Stated goal
Please copy every line of the listing below character for character, in the same order.

Layout annotation records:

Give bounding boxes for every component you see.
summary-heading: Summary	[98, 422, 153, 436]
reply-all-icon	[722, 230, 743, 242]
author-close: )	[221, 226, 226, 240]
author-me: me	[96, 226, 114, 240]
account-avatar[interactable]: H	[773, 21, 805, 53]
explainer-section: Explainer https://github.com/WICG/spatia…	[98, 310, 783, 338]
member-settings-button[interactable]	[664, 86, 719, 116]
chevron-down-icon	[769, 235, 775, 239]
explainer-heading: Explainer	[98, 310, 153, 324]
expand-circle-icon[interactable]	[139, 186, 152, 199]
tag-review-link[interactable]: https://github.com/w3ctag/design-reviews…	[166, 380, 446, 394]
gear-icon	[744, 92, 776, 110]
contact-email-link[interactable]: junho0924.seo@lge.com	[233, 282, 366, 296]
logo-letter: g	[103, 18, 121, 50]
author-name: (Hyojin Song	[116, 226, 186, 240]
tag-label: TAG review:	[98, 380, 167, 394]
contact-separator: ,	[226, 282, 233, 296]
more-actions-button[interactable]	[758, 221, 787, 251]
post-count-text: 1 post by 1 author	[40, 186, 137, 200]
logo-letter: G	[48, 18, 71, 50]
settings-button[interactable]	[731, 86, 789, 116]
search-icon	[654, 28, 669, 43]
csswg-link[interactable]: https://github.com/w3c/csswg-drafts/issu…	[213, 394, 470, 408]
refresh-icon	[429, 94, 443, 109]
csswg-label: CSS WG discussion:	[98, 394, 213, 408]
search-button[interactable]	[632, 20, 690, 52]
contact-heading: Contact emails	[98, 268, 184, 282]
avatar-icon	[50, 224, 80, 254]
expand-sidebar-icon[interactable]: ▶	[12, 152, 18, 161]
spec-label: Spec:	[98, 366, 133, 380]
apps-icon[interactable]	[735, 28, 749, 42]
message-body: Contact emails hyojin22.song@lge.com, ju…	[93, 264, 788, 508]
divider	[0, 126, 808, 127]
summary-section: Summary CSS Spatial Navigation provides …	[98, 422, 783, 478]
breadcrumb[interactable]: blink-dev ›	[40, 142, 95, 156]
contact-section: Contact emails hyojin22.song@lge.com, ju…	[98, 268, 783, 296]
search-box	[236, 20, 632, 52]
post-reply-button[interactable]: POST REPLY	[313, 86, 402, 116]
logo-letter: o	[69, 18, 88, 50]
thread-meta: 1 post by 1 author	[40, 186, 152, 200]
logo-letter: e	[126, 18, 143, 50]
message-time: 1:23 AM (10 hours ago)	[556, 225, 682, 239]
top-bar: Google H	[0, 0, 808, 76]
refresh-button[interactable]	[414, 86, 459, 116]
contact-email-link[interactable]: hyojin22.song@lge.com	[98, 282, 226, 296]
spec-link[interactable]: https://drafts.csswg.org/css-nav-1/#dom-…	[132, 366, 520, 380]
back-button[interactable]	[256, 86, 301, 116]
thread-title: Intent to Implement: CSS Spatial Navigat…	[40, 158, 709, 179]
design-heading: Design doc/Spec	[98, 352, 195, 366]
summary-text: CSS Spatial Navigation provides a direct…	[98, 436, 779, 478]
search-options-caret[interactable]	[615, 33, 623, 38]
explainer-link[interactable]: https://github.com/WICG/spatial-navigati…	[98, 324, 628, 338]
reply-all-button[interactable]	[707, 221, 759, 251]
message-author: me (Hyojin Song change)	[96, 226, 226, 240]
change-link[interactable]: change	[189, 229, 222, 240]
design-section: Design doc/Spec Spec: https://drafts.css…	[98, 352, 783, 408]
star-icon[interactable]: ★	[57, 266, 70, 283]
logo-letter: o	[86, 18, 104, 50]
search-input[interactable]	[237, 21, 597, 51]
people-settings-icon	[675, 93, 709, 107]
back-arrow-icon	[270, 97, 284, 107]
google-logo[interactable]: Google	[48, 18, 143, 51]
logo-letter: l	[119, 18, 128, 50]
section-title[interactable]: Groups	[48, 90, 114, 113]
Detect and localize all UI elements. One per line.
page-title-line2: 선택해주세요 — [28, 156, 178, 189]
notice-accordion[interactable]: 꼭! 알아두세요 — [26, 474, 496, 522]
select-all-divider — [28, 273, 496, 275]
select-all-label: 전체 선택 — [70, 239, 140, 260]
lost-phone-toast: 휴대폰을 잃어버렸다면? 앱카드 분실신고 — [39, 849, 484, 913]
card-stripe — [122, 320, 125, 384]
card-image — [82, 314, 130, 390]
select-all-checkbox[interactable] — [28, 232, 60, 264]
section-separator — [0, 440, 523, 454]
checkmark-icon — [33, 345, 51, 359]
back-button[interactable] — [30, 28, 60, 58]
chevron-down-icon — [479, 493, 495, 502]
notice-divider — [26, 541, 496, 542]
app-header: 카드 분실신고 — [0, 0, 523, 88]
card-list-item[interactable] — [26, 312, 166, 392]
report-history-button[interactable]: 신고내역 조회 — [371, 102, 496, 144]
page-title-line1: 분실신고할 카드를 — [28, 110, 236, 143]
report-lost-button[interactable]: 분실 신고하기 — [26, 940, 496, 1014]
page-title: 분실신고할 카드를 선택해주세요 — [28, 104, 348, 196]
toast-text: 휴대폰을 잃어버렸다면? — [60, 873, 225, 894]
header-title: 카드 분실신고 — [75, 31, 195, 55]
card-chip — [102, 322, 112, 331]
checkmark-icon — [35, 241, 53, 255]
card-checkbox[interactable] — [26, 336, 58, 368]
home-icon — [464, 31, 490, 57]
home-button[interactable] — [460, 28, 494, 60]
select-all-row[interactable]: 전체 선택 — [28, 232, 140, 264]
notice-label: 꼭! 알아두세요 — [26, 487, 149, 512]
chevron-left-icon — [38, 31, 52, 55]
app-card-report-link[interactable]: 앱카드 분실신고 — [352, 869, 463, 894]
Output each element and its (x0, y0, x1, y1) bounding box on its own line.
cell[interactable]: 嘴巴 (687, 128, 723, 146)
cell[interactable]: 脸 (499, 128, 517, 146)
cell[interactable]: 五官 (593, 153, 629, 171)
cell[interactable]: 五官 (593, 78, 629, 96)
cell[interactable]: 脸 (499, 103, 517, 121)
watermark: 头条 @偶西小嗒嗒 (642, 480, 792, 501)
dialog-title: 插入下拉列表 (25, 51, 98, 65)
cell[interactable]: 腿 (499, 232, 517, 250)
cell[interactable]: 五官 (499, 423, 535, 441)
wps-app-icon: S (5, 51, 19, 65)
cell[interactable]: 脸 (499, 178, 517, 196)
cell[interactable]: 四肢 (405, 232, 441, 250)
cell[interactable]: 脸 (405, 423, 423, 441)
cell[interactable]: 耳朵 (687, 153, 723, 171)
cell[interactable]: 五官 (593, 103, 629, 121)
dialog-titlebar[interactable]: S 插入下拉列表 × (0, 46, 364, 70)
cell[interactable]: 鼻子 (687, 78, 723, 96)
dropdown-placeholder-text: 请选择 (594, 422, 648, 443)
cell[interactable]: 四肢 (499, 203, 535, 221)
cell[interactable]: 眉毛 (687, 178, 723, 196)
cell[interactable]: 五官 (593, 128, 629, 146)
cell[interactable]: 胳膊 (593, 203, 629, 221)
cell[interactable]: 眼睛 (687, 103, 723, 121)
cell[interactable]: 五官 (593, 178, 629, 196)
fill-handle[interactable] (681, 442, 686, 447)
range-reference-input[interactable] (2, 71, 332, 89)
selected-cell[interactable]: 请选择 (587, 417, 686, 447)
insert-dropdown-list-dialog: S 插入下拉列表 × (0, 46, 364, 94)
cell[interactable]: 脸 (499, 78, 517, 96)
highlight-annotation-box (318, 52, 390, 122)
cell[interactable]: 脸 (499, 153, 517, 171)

Exercise solution
Give bounding boxes for every component you see.
summary-heading: Summary	[98, 422, 153, 436]
reply-all-icon	[722, 230, 743, 242]
author-close: )	[221, 226, 226, 240]
author-me: me	[96, 226, 114, 240]
account-avatar[interactable]: H	[773, 21, 805, 53]
explainer-section: Explainer https://github.com/WICG/spatia…	[98, 310, 783, 338]
member-settings-button[interactable]	[664, 86, 719, 116]
chevron-down-icon	[769, 235, 775, 239]
explainer-heading: Explainer	[98, 310, 153, 324]
expand-circle-icon[interactable]	[139, 186, 152, 199]
tag-review-link[interactable]: https://github.com/w3ctag/design-reviews…	[166, 380, 446, 394]
gear-icon	[744, 92, 776, 110]
contact-email-link[interactable]: junho0924.seo@lge.com	[233, 282, 366, 296]
logo-letter: g	[103, 18, 121, 50]
author-name: (Hyojin Song	[116, 226, 186, 240]
tag-label: TAG review:	[98, 380, 167, 394]
contact-separator: ,	[226, 282, 233, 296]
more-actions-button[interactable]	[758, 221, 787, 251]
post-count-text: 1 post by 1 author	[40, 186, 137, 200]
logo-letter: G	[48, 18, 71, 50]
settings-button[interactable]	[731, 86, 789, 116]
search-icon	[654, 28, 669, 43]
csswg-link[interactable]: https://github.com/w3c/csswg-drafts/issu…	[213, 394, 470, 408]
refresh-icon	[429, 94, 443, 109]
csswg-label: CSS WG discussion:	[98, 394, 213, 408]
search-button[interactable]	[632, 20, 690, 52]
contact-heading: Contact emails	[98, 268, 184, 282]
avatar-icon	[50, 224, 80, 254]
expand-sidebar-icon[interactable]: ▶	[12, 152, 18, 161]
spec-label: Spec:	[98, 366, 133, 380]
apps-icon[interactable]	[735, 28, 749, 42]
message-body: Contact emails hyojin22.song@lge.com, ju…	[93, 264, 788, 508]
divider	[0, 126, 808, 127]
summary-section: Summary CSS Spatial Navigation provides …	[98, 422, 783, 478]
breadcrumb[interactable]: blink-dev ›	[40, 142, 95, 156]
contact-section: Contact emails hyojin22.song@lge.com, ju…	[98, 268, 783, 296]
search-box	[236, 20, 632, 52]
post-reply-button[interactable]: POST REPLY	[313, 86, 402, 116]
logo-letter: o	[69, 18, 88, 50]
thread-meta: 1 post by 1 author	[40, 186, 152, 200]
logo-letter: e	[126, 18, 143, 50]
message-time: 1:23 AM (10 hours ago)	[556, 225, 682, 239]
top-bar: Google H	[0, 0, 808, 76]
refresh-button[interactable]	[414, 86, 459, 116]
contact-email-link[interactable]: hyojin22.song@lge.com	[98, 282, 226, 296]
spec-link[interactable]: https://drafts.csswg.org/css-nav-1/#dom-…	[132, 366, 520, 380]
back-button[interactable]	[256, 86, 301, 116]
thread-title: Intent to Implement: CSS Spatial Navigat…	[40, 158, 709, 179]
design-heading: Design doc/Spec	[98, 352, 195, 366]
summary-text: CSS Spatial Navigation provides a direct…	[98, 436, 779, 478]
search-options-caret[interactable]	[615, 33, 623, 38]
explainer-link[interactable]: https://github.com/WICG/spatial-navigati…	[98, 324, 628, 338]
reply-all-button[interactable]	[707, 221, 759, 251]
message-author: me (Hyojin Song change)	[96, 226, 226, 240]
change-link[interactable]: change	[189, 229, 222, 240]
design-section: Design doc/Spec Spec: https://drafts.css…	[98, 352, 783, 408]
star-icon[interactable]: ★	[57, 266, 70, 283]
logo-letter: o	[86, 18, 104, 50]
search-input[interactable]	[237, 21, 597, 51]
people-settings-icon	[675, 93, 709, 107]
back-arrow-icon	[270, 97, 284, 107]
google-logo[interactable]: Google	[48, 18, 143, 51]
logo-letter: l	[119, 18, 128, 50]
section-title[interactable]: Groups	[48, 90, 114, 113]
Detect and localize all UI elements. One per line.
page-title-line2: 선택해주세요 — [28, 156, 178, 189]
notice-accordion[interactable]: 꼭! 알아두세요 — [26, 474, 496, 522]
select-all-divider — [28, 273, 496, 275]
select-all-label: 전체 선택 — [70, 239, 140, 260]
lost-phone-toast: 휴대폰을 잃어버렸다면? 앱카드 분실신고 — [39, 849, 484, 913]
card-stripe — [122, 320, 125, 384]
card-image — [82, 314, 130, 390]
select-all-checkbox[interactable] — [28, 232, 60, 264]
section-separator — [0, 440, 523, 454]
checkmark-icon — [33, 345, 51, 359]
back-button[interactable] — [30, 28, 60, 58]
chevron-down-icon — [479, 493, 495, 502]
notice-divider — [26, 541, 496, 542]
app-header: 카드 분실신고 — [0, 0, 523, 88]
card-list-item[interactable] — [26, 312, 166, 392]
report-history-button[interactable]: 신고내역 조회 — [371, 102, 496, 144]
page-title-line1: 분실신고할 카드를 — [28, 110, 236, 143]
report-lost-button[interactable]: 분실 신고하기 — [26, 940, 496, 1014]
page-title: 분실신고할 카드를 선택해주세요 — [28, 104, 348, 196]
toast-text: 휴대폰을 잃어버렸다면? — [60, 873, 225, 894]
header-title: 카드 분실신고 — [75, 31, 195, 55]
card-chip — [102, 322, 112, 331]
checkmark-icon — [35, 241, 53, 255]
card-checkbox[interactable] — [26, 336, 58, 368]
home-icon — [464, 31, 490, 57]
home-button[interactable] — [460, 28, 494, 60]
select-all-row[interactable]: 전체 선택 — [28, 232, 140, 264]
notice-label: 꼭! 알아두세요 — [26, 487, 149, 512]
chevron-left-icon — [38, 31, 52, 55]
app-card-report-link[interactable]: 앱카드 분실신고 — [352, 869, 463, 894]
Output each element and its (x0, y0, x1, y1) bounding box on its own line.
cell[interactable]: 嘴巴 (687, 128, 723, 146)
cell[interactable]: 脸 (499, 128, 517, 146)
cell[interactable]: 五官 (593, 153, 629, 171)
cell[interactable]: 五官 (593, 78, 629, 96)
cell[interactable]: 脸 (499, 103, 517, 121)
watermark: 头条 @偶西小嗒嗒 (642, 480, 792, 501)
dialog-title: 插入下拉列表 (25, 51, 98, 65)
cell[interactable]: 腿 (499, 232, 517, 250)
cell[interactable]: 五官 (499, 423, 535, 441)
wps-app-icon: S (5, 51, 19, 65)
cell[interactable]: 脸 (499, 178, 517, 196)
cell[interactable]: 四肢 (405, 232, 441, 250)
cell[interactable]: 脸 (405, 423, 423, 441)
cell[interactable]: 耳朵 (687, 153, 723, 171)
cell[interactable]: 五官 (593, 103, 629, 121)
dialog-titlebar[interactable]: S 插入下拉列表 × (0, 46, 364, 70)
cell[interactable]: 鼻子 (687, 78, 723, 96)
dropdown-placeholder-text: 请选择 (594, 422, 648, 443)
cell[interactable]: 四肢 (499, 203, 535, 221)
cell[interactable]: 眉毛 (687, 178, 723, 196)
cell[interactable]: 五官 (593, 128, 629, 146)
cell[interactable]: 胳膊 (593, 203, 629, 221)
cell[interactable]: 眼睛 (687, 103, 723, 121)
cell[interactable]: 五官 (593, 178, 629, 196)
fill-handle[interactable] (681, 442, 686, 447)
range-reference-input[interactable] (2, 71, 332, 89)
selected-cell[interactable]: 请选择 (587, 417, 686, 447)
insert-dropdown-list-dialog: S 插入下拉列表 × (0, 46, 364, 94)
cell[interactable]: 脸 (499, 78, 517, 96)
highlight-annotation-box (318, 52, 390, 122)
cell[interactable]: 脸 (499, 153, 517, 171)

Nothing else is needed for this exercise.